• **Job**
Comb the records below for the string "longe" and copy each line where it turns up.

• **Provided material**
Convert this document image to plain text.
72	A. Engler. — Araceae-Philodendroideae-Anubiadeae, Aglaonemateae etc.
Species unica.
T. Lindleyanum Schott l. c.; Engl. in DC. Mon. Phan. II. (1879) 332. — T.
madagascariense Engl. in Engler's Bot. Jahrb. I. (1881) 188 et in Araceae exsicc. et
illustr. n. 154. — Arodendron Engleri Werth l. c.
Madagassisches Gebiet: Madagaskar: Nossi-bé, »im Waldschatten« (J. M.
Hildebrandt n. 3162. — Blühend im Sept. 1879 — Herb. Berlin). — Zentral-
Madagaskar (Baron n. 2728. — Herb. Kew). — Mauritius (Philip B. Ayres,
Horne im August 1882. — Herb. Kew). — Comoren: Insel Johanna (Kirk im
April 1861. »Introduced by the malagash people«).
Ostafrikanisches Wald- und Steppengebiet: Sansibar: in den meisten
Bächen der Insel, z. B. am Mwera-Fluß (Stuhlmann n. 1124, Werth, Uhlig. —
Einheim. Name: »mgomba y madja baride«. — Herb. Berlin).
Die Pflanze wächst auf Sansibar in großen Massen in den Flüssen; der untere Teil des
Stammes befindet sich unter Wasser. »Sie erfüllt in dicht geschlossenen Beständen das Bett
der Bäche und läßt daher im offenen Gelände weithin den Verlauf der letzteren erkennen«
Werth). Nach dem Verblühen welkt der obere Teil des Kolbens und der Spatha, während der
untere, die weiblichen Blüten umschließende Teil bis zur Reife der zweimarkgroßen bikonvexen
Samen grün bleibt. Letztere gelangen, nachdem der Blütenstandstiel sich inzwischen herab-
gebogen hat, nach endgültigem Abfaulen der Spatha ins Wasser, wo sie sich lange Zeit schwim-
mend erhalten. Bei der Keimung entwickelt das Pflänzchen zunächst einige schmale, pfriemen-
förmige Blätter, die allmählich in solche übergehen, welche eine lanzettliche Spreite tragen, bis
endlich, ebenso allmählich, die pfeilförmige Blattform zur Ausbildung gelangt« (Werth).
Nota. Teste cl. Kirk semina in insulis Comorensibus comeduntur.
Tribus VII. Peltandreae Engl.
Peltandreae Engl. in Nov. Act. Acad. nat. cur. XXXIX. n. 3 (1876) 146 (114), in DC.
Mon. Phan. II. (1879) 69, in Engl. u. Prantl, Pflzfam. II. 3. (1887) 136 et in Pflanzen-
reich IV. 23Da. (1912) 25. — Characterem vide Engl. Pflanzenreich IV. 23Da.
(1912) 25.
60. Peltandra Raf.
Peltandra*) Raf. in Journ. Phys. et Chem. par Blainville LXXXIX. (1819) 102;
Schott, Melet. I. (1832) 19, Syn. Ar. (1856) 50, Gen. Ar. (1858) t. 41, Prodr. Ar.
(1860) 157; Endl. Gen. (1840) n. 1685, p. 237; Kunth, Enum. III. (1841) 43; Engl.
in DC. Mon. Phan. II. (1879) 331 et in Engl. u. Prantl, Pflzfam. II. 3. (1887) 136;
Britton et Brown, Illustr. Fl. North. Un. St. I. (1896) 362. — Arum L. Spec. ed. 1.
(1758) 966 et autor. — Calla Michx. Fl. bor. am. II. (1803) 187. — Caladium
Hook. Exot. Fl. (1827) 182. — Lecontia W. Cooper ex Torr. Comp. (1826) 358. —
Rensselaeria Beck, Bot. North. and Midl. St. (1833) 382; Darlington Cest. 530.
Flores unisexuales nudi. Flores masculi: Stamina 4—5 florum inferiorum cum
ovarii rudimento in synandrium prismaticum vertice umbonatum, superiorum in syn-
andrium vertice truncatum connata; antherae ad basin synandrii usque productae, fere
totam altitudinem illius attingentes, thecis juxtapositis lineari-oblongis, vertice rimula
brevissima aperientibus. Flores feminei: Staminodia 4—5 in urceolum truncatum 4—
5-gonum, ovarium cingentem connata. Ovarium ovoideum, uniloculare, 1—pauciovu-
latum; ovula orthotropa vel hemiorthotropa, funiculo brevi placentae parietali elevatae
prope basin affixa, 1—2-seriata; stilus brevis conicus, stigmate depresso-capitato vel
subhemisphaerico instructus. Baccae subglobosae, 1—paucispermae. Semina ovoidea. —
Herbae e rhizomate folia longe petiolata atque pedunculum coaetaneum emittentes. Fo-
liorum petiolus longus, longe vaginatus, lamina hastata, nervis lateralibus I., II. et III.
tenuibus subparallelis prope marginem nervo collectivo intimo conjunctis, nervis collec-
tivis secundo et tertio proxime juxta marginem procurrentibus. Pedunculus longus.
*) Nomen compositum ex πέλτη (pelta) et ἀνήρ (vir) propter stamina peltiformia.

• **Problem solution**
Herbae e rhizomate folia longe petiolata atque pedunculum coaetaneum emittentes. Fo-
liorum petiolus longus, longe vaginatus, lamina hastata, nervis lateralibus I., II. et III.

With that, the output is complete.